> _EXTRACTED INFORMATION_:
○ ○ ○ ○
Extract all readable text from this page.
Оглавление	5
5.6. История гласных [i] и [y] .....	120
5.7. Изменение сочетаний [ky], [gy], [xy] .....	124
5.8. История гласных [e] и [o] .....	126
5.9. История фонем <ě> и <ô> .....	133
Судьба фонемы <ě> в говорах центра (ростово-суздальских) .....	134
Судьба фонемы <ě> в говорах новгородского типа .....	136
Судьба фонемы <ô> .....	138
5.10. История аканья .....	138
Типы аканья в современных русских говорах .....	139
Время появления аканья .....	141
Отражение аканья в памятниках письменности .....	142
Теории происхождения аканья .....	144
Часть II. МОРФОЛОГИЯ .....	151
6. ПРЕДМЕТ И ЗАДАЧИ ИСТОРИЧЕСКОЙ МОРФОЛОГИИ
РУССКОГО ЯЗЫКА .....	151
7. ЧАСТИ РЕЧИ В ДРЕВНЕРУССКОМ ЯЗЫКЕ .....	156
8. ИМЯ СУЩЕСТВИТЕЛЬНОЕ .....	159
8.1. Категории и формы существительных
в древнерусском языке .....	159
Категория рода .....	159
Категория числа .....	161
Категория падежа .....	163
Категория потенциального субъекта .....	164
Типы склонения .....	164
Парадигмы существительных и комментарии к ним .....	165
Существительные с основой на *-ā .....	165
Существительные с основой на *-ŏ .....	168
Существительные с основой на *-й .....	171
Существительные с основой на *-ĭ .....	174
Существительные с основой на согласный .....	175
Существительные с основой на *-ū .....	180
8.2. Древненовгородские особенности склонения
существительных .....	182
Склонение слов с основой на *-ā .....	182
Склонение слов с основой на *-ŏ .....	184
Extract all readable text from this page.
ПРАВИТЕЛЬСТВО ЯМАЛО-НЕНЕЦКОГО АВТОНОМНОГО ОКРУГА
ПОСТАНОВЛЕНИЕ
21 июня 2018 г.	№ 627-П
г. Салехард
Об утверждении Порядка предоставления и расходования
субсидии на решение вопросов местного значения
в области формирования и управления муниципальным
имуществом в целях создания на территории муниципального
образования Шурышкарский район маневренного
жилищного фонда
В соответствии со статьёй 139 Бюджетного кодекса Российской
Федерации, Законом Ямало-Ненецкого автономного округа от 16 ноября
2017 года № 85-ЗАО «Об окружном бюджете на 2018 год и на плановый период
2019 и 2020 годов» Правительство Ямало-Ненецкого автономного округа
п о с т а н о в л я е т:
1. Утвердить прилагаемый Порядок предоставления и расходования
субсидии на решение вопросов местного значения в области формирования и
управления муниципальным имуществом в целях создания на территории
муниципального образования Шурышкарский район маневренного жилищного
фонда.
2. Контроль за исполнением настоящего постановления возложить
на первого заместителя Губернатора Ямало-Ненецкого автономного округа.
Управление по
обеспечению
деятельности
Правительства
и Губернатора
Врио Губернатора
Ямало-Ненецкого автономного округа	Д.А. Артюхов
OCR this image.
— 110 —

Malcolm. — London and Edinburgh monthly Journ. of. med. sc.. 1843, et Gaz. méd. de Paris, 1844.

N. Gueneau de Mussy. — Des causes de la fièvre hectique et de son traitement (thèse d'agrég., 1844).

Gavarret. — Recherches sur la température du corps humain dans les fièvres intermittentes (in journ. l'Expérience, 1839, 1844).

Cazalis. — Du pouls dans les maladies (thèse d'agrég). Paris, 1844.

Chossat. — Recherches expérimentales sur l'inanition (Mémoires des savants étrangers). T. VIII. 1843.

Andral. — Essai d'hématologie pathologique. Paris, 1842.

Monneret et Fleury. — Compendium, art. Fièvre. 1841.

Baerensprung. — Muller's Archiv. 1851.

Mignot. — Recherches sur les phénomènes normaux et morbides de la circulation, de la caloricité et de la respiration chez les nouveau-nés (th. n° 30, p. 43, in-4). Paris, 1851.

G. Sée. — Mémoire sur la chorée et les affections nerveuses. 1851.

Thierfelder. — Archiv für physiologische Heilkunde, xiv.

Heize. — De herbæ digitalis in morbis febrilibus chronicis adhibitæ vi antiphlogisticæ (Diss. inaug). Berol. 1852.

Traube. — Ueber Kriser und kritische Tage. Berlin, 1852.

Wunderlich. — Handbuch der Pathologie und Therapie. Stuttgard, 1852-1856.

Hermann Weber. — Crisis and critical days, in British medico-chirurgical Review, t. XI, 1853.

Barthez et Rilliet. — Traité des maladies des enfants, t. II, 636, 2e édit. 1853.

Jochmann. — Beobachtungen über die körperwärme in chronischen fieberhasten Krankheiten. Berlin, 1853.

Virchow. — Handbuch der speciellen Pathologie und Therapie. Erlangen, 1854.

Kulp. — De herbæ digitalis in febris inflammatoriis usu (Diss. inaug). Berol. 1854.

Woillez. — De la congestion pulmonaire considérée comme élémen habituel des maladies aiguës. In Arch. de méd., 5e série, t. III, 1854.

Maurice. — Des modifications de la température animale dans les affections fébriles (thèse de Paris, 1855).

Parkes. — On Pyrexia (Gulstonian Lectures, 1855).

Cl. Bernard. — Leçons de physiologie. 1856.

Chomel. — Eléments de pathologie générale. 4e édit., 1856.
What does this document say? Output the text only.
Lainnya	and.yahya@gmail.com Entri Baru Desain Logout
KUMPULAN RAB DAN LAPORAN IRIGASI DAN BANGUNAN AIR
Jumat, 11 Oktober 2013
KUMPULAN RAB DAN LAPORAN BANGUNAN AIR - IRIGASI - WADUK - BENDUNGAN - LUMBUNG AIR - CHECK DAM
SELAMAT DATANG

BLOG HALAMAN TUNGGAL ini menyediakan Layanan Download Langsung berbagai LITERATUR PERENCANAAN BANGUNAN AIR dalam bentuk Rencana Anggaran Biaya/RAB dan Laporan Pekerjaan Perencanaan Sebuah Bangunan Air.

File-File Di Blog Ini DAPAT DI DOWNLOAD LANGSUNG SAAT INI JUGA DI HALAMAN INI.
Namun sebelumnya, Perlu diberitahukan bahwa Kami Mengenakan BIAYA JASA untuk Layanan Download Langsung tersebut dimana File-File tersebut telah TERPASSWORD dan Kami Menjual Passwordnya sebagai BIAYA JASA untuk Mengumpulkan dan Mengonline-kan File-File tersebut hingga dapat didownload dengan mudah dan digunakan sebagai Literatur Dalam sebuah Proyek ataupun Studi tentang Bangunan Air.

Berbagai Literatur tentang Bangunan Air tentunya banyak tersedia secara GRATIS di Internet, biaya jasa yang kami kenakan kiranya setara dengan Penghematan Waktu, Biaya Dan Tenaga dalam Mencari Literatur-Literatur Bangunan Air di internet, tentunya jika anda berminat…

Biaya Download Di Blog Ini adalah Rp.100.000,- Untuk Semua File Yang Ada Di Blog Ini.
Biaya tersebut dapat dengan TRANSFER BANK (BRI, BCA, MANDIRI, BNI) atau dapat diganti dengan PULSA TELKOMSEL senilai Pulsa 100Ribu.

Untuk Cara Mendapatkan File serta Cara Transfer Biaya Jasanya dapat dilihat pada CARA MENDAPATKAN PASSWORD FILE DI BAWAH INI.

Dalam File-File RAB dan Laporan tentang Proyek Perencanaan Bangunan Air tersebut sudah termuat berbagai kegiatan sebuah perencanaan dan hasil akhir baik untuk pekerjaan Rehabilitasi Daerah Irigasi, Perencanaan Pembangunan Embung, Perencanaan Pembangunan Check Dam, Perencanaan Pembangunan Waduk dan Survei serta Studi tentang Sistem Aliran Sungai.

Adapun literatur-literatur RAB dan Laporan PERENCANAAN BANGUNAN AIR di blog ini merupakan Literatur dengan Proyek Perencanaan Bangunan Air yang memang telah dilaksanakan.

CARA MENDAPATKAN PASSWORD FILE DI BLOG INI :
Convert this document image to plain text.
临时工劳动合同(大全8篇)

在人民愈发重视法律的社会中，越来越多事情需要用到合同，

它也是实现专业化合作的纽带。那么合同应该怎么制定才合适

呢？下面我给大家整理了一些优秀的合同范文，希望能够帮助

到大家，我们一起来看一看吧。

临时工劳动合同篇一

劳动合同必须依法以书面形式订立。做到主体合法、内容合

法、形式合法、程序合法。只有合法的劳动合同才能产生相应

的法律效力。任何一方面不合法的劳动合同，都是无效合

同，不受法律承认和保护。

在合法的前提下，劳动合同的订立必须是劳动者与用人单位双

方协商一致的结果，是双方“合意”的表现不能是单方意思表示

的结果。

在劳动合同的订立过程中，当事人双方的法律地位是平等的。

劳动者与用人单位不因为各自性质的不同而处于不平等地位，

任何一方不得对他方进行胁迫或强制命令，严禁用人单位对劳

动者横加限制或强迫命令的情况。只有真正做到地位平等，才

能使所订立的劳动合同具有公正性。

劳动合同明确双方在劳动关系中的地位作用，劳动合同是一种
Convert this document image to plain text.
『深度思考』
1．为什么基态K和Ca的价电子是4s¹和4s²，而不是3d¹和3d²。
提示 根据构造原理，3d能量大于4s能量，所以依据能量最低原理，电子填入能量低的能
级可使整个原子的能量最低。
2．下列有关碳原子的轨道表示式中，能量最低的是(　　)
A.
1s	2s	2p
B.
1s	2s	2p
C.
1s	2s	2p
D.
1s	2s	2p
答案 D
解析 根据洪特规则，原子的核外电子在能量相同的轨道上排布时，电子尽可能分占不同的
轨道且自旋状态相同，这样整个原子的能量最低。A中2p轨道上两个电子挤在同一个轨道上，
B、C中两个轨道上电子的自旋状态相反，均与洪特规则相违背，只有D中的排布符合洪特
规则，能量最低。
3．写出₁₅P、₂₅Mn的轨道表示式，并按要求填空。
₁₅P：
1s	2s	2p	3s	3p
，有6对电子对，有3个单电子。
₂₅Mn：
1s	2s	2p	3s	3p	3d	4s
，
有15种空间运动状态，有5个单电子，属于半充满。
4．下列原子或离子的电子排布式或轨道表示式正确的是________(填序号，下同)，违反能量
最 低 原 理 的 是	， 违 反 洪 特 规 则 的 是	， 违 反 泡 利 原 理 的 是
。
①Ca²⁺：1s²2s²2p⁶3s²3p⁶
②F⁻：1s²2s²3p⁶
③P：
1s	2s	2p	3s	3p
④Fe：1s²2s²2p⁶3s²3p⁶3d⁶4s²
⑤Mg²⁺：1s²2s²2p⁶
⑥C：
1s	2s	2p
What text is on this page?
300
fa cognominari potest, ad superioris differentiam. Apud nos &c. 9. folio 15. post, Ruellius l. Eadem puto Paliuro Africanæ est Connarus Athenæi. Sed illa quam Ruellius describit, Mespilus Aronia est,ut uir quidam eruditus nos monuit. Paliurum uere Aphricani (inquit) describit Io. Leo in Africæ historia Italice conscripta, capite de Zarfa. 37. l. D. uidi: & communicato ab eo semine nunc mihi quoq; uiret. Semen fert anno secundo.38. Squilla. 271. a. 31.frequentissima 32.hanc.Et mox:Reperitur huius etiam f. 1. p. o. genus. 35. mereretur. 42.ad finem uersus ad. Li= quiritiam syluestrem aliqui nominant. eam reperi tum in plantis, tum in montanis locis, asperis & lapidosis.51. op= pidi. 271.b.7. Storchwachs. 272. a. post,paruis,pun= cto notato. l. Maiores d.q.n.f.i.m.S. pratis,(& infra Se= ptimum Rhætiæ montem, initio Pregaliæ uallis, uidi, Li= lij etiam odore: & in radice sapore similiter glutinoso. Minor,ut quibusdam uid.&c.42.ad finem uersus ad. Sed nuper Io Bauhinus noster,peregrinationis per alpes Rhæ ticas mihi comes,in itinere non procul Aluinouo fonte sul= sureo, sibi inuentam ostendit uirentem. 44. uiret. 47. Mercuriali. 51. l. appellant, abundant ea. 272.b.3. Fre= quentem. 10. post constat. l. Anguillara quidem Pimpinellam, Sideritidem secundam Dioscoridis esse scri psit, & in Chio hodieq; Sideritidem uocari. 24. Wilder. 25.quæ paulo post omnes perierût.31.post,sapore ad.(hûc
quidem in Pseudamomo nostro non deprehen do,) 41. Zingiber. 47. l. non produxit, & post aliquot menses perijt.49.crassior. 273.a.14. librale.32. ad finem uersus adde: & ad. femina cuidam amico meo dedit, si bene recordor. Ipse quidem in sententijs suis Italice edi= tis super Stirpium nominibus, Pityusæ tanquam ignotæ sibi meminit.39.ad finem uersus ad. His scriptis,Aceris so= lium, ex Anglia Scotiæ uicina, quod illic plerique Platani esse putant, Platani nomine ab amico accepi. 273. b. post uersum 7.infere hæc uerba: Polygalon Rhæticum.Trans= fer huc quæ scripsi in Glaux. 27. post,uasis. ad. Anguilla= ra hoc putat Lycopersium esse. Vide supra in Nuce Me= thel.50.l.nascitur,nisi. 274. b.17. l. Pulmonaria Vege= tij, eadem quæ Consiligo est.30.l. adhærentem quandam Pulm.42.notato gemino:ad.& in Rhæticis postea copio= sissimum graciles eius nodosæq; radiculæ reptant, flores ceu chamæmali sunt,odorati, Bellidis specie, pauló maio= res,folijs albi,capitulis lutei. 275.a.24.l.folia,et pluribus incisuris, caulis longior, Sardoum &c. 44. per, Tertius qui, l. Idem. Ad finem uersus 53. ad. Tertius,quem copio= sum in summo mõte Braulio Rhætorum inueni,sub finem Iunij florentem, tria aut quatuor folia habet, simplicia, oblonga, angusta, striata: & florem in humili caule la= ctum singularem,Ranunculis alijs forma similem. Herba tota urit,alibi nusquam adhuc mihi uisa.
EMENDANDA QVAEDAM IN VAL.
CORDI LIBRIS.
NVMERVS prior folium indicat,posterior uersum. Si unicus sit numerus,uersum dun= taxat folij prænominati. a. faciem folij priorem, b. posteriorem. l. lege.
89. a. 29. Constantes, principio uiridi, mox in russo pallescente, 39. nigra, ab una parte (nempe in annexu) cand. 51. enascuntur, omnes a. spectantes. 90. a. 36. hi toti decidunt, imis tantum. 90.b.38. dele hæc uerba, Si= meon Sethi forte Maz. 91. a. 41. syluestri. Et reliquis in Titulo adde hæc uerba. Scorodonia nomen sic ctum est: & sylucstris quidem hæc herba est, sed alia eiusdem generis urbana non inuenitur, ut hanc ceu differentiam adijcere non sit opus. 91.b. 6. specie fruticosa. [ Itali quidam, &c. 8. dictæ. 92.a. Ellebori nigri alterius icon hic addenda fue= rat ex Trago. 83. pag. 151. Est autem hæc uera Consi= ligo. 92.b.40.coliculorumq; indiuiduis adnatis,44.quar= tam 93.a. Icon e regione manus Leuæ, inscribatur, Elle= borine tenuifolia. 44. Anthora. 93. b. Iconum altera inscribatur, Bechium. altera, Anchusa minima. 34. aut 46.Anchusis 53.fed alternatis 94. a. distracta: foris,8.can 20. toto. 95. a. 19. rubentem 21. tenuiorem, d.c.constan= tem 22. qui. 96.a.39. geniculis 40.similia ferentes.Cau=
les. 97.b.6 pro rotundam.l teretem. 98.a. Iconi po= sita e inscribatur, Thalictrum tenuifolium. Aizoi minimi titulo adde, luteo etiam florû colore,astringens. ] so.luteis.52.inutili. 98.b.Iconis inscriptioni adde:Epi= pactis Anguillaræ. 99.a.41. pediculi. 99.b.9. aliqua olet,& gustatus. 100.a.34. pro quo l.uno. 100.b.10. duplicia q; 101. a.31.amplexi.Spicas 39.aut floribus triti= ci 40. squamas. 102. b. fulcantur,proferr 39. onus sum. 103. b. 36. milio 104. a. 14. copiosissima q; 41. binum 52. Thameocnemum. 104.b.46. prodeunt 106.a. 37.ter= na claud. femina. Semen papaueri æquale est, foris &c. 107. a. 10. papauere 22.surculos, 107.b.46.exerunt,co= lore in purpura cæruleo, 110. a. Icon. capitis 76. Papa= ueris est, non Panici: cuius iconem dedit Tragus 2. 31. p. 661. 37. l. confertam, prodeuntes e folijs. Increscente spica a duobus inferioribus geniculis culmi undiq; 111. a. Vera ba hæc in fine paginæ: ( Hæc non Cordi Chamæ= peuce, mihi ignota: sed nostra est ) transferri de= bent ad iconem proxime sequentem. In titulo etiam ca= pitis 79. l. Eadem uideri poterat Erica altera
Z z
○ ○ ○ ○
> _WHAT IS BEING ASKED_: In the lines above, find each one with "гласных" and list it.

> _WRITTEN RESPONSE_:
5.6. История гласных [i] и [y] .....	120
5.8. История гласных [e] и [o] .....	126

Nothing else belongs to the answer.